▶

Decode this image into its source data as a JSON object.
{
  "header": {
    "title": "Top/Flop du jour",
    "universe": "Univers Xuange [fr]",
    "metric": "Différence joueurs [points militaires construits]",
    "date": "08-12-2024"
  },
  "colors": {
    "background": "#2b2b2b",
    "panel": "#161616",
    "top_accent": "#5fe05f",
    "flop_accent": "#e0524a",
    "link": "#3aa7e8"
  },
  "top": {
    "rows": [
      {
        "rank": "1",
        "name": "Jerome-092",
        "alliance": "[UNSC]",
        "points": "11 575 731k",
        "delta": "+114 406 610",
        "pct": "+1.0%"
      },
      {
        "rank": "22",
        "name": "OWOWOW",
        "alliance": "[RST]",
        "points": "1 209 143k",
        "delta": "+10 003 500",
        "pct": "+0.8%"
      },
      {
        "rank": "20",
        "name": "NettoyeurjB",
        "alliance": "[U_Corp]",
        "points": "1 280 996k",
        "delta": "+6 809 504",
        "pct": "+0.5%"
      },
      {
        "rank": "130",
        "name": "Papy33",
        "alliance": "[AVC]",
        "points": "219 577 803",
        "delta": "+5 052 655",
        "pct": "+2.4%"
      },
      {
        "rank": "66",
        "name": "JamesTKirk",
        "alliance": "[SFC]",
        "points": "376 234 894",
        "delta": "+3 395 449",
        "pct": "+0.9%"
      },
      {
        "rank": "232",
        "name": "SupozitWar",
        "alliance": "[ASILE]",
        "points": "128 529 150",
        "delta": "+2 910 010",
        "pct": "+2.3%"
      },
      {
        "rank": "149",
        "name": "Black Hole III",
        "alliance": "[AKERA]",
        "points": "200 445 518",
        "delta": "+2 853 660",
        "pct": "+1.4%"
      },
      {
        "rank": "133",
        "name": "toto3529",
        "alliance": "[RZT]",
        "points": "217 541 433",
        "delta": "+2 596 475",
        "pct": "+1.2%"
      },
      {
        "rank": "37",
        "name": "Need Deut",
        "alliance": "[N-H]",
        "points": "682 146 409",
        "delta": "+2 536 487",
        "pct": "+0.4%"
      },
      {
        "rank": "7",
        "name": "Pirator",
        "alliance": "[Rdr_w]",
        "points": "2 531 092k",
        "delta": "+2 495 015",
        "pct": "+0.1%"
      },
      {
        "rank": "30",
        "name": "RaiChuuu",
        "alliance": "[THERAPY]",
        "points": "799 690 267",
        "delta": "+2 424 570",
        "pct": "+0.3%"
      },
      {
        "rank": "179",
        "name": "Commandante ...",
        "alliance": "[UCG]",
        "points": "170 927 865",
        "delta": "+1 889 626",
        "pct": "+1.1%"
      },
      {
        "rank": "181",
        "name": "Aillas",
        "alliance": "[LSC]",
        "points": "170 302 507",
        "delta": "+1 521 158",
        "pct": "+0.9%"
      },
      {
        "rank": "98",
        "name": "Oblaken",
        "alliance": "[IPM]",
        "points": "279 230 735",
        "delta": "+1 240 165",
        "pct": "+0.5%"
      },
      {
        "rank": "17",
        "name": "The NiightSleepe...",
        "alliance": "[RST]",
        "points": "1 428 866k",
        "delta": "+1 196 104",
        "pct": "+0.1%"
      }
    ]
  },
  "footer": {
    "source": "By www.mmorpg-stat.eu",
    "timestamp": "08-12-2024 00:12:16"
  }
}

◀

## WORK TO BE COMPLETED
Retype the material in full. Each word must match.

## SOLUTION TO THE EXERCISE
Decode this image into its source data as a JSON object.
{
  "header": {
    "title": "Top/Flop du jour",
    "universe": "Univers Xuange [fr]",
    "metric": "Différence joueurs [points militaires construits]",
    "date": "08-12-2024"
  },
  "colors": {
    "background": "#2b2b2b",
    "panel": "#161616",
    "top_accent": "#5fe05f",
    "flop_accent": "#e0524a",
    "link": "#3aa7e8"
  },
  "top": {
    "rows": [
      {
        "rank": "1",
        "name": "Jerome-092",
        "alliance": "[UNSC]",
        "points": "11 575 731k",
        "delta": "+114 406 610",
        "pct": "+1.0%"
      },
      {
        "rank": "22",
        "name": "OWOWOW",
        "alliance": "[RST]",
        "points": "1 209 143k",
        "delta": "+10 003 500",
        "pct": "+0.8%"
      },
      {
        "rank": "20",
        "name": "NettoyeurjB",
        "alliance": "[U_Corp]",
        "points": "1 280 996k",
        "delta": "+6 809 504",
        "pct": "+0.5%"
      },
      {
        "rank": "130",
        "name": "Papy33",
        "alliance": "[AVC]",
        "points": "219 577 803",
        "delta": "+5 052 655",
        "pct": "+2.4%"
      },
      {
        "rank": "66",
        "name": "JamesTKirk",
        "alliance": "[SFC]",
        "points": "376 234 894",
        "delta": "+3 395 449",
        "pct": "+0.9%"
      },
      {
        "rank": "232",
        "name": "SupozitWar",
        "alliance": "[ASILE]",
        "points": "128 529 150",
        "delta": "+2 910 010",
        "pct": "+2.3%"
      },
      {
        "rank": "149",
        "name": "Black Hole III",
        "alliance": "[AKERA]",
        "points": "200 445 518",
        "delta": "+2 853 660",
        "pct": "+1.4%"
      },
      {
        "rank": "133",
        "name": "toto3529",
        "alliance": "[RZT]",
        "points": "217 541 433",
        "delta": "+2 596 475",
        "pct": "+1.2%"
      },
      {
        "rank": "37",
        "name": "Need Deut",
        "alliance": "[N-H]",
        "points": "682 146 409",
        "delta": "+2 536 487",
        "pct": "+0.4%"
      },
      {
        "rank": "7",
        "name": "Pirator",
        "alliance": "[Rdr_w]",
        "points": "2 531 092k",
        "delta": "+2 495 015",
        "pct": "+0.1%"
      },
      {
        "rank": "30",
        "name": "RaiChuuu",
        "alliance": "[THERAPY]",
        "points": "799 690 267",
        "delta": "+2 424 570",
        "pct": "+0.3%"
      },
      {
        "rank": "179",
        "name": "Commandante ...",
        "alliance": "[UCG]",
        "points": "170 927 865",
        "delta": "+1 889 626",
        "pct": "+1.1%"
      },
      {
        "rank": "181",
        "name": "Aillas",
        "alliance": "[LSC]",
        "points": "170 302 507",
        "delta": "+1 521 158",
        "pct": "+0.9%"
      },
      {
        "rank": "98",
        "name": "Oblaken",
        "alliance": "[IPM]",
        "points": "279 230 735",
        "delta": "+1 240 165",
        "pct": "+0.5%"
      },
      {
        "rank": "17",
        "name": "The NiightSleepe...",
        "alliance": "[RST]",
        "points": "1 428 866k",
        "delta": "+1 196 104",
        "pct": "+0.1%"
      }
    ]
  },
  "footer": {
    "source": "By www.mmorpg-stat.eu",
    "timestamp": "08-12-2024 00:12:16"
  }
}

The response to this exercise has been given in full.